* begin *

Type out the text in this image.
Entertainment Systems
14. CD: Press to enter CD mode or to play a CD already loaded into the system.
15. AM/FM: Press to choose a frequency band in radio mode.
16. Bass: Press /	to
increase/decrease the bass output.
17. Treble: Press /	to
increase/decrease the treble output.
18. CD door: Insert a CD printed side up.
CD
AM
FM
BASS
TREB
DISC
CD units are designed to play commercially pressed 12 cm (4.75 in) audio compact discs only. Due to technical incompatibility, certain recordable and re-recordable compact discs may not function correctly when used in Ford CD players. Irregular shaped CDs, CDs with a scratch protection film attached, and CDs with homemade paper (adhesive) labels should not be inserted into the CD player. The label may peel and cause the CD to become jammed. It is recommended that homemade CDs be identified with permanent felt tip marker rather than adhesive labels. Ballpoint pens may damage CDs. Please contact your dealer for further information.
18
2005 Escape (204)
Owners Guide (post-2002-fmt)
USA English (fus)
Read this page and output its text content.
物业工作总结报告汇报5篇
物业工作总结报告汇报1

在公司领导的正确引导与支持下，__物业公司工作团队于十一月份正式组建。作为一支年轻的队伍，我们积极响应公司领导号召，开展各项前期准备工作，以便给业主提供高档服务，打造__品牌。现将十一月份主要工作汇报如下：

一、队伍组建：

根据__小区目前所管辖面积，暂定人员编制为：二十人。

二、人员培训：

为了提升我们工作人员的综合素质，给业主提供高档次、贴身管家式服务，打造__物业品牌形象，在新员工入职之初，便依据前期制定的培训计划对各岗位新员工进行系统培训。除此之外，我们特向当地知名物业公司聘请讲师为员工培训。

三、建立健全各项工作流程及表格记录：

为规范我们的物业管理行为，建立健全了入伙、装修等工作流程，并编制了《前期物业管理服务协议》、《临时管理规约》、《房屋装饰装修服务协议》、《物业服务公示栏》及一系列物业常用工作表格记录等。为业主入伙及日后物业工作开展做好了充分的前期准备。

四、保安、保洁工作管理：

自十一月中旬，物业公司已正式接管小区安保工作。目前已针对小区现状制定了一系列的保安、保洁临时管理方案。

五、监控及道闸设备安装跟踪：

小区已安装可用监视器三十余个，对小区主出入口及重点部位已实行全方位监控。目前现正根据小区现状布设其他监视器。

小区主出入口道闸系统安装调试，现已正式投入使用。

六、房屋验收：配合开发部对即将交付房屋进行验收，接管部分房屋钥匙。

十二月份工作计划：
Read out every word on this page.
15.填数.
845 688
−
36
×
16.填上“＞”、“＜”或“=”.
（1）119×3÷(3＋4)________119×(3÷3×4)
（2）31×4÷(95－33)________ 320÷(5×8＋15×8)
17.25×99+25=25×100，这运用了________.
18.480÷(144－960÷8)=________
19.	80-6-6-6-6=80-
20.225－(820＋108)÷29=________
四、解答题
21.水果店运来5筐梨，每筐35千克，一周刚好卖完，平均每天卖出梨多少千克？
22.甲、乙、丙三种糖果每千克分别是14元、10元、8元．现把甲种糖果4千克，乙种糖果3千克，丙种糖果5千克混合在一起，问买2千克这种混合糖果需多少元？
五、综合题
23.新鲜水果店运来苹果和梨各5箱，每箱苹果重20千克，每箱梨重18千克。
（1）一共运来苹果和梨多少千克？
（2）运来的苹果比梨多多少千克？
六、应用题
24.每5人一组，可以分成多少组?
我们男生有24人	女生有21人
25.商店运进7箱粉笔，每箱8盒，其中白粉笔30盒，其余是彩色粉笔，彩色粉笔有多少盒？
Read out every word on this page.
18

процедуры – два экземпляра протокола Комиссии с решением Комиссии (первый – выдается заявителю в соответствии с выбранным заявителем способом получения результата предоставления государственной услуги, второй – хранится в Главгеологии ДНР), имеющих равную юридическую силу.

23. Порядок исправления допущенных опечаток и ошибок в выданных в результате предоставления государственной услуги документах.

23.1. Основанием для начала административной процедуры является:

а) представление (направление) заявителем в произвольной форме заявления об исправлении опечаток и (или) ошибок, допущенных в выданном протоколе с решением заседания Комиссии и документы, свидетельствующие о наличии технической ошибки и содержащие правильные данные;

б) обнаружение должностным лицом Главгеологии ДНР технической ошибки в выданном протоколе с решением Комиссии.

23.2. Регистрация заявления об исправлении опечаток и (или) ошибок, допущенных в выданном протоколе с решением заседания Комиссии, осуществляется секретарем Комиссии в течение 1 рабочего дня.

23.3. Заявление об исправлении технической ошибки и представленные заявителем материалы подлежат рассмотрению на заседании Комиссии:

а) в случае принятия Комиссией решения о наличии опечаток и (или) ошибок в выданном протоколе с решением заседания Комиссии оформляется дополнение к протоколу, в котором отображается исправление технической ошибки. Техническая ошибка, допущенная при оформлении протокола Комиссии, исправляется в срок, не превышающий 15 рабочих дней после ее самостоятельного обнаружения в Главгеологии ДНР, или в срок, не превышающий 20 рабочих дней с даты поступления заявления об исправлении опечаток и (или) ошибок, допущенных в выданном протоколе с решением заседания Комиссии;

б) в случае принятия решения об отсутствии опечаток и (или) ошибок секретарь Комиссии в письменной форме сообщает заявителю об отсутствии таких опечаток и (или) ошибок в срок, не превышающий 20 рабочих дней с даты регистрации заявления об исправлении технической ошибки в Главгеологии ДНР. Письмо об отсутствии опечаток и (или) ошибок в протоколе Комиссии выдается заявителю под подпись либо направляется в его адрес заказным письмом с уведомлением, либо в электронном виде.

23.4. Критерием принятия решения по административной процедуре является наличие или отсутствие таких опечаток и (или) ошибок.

* end *

__The task__
Extract all of the data above without altering anything.

__Solution for this problem__
Type out the text in this image.
Entertainment Systems
14. CD: Press to enter CD mode or to play a CD already loaded into the system.
15. AM/FM: Press to choose a frequency band in radio mode.
16. Bass: Press /	to
increase/decrease the bass output.
17. Treble: Press /	to
increase/decrease the treble output.
18. CD door: Insert a CD printed side up.
CD
AM
FM
BASS
TREB
DISC
CD units are designed to play commercially pressed 12 cm (4.75 in) audio compact discs only. Due to technical incompatibility, certain recordable and re-recordable compact discs may not function correctly when used in Ford CD players. Irregular shaped CDs, CDs with a scratch protection film attached, and CDs with homemade paper (adhesive) labels should not be inserted into the CD player. The label may peel and cause the CD to become jammed. It is recommended that homemade CDs be identified with permanent felt tip marker rather than adhesive labels. Ballpoint pens may damage CDs. Please contact your dealer for further information.
18
2005 Escape (204)
Owners Guide (post-2002-fmt)
USA English (fus)
Read this page and output its text content.
物业工作总结报告汇报5篇
物业工作总结报告汇报1

在公司领导的正确引导与支持下，__物业公司工作团队于十一月份正式组建。作为一支年轻的队伍，我们积极响应公司领导号召，开展各项前期准备工作，以便给业主提供高档服务，打造__品牌。现将十一月份主要工作汇报如下：

一、队伍组建：

根据__小区目前所管辖面积，暂定人员编制为：二十人。

二、人员培训：

为了提升我们工作人员的综合素质，给业主提供高档次、贴身管家式服务，打造__物业品牌形象，在新员工入职之初，便依据前期制定的培训计划对各岗位新员工进行系统培训。除此之外，我们特向当地知名物业公司聘请讲师为员工培训。

三、建立健全各项工作流程及表格记录：

为规范我们的物业管理行为，建立健全了入伙、装修等工作流程，并编制了《前期物业管理服务协议》、《临时管理规约》、《房屋装饰装修服务协议》、《物业服务公示栏》及一系列物业常用工作表格记录等。为业主入伙及日后物业工作开展做好了充分的前期准备。

四、保安、保洁工作管理：

自十一月中旬，物业公司已正式接管小区安保工作。目前已针对小区现状制定了一系列的保安、保洁临时管理方案。

五、监控及道闸设备安装跟踪：

小区已安装可用监视器三十余个，对小区主出入口及重点部位已实行全方位监控。目前现正根据小区现状布设其他监视器。

小区主出入口道闸系统安装调试，现已正式投入使用。

六、房屋验收：配合开发部对即将交付房屋进行验收，接管部分房屋钥匙。

十二月份工作计划：
Read out every word on this page.
15.填数.
845 688
−
36
×
16.填上“＞”、“＜”或“=”.
（1）119×3÷(3＋4)________119×(3÷3×4)
（2）31×4÷(95－33)________ 320÷(5×8＋15×8)
17.25×99+25=25×100，这运用了________.
18.480÷(144－960÷8)=________
19.	80-6-6-6-6=80-
20.225－(820＋108)÷29=________
四、解答题
21.水果店运来5筐梨，每筐35千克，一周刚好卖完，平均每天卖出梨多少千克？
22.甲、乙、丙三种糖果每千克分别是14元、10元、8元．现把甲种糖果4千克，乙种糖果3千克，丙种糖果5千克混合在一起，问买2千克这种混合糖果需多少元？
五、综合题
23.新鲜水果店运来苹果和梨各5箱，每箱苹果重20千克，每箱梨重18千克。
（1）一共运来苹果和梨多少千克？
（2）运来的苹果比梨多多少千克？
六、应用题
24.每5人一组，可以分成多少组?
我们男生有24人	女生有21人
25.商店运进7箱粉笔，每箱8盒，其中白粉笔30盒，其余是彩色粉笔，彩色粉笔有多少盒？
Read out every word on this page.
18

процедуры – два экземпляра протокола Комиссии с решением Комиссии (первый – выдается заявителю в соответствии с выбранным заявителем способом получения результата предоставления государственной услуги, второй – хранится в Главгеологии ДНР), имеющих равную юридическую силу.

23. Порядок исправления допущенных опечаток и ошибок в выданных в результате предоставления государственной услуги документах.

23.1. Основанием для начала административной процедуры является:

а) представление (направление) заявителем в произвольной форме заявления об исправлении опечаток и (или) ошибок, допущенных в выданном протоколе с решением заседания Комиссии и документы, свидетельствующие о наличии технической ошибки и содержащие правильные данные;

б) обнаружение должностным лицом Главгеологии ДНР технической ошибки в выданном протоколе с решением Комиссии.

23.2. Регистрация заявления об исправлении опечаток и (или) ошибок, допущенных в выданном протоколе с решением заседания Комиссии, осуществляется секретарем Комиссии в течение 1 рабочего дня.

23.3. Заявление об исправлении технической ошибки и представленные заявителем материалы подлежат рассмотрению на заседании Комиссии:

а) в случае принятия Комиссией решения о наличии опечаток и (или) ошибок в выданном протоколе с решением заседания Комиссии оформляется дополнение к протоколу, в котором отображается исправление технической ошибки. Техническая ошибка, допущенная при оформлении протокола Комиссии, исправляется в срок, не превышающий 15 рабочих дней после ее самостоятельного обнаружения в Главгеологии ДНР, или в срок, не превышающий 20 рабочих дней с даты поступления заявления об исправлении опечаток и (или) ошибок, допущенных в выданном протоколе с решением заседания Комиссии;

б) в случае принятия решения об отсутствии опечаток и (или) ошибок секретарь Комиссии в письменной форме сообщает заявителю об отсутствии таких опечаток и (или) ошибок в срок, не превышающий 20 рабочих дней с даты регистрации заявления об исправлении технической ошибки в Главгеологии ДНР. Письмо об отсутствии опечаток и (или) ошибок в протоколе Комиссии выдается заявителю под подпись либо направляется в его адрес заказным письмом с уведомлением, либо в электронном виде.

23.4. Критерием принятия решения по административной процедуре является наличие или отсутствие таких опечаток и (или) ошибок.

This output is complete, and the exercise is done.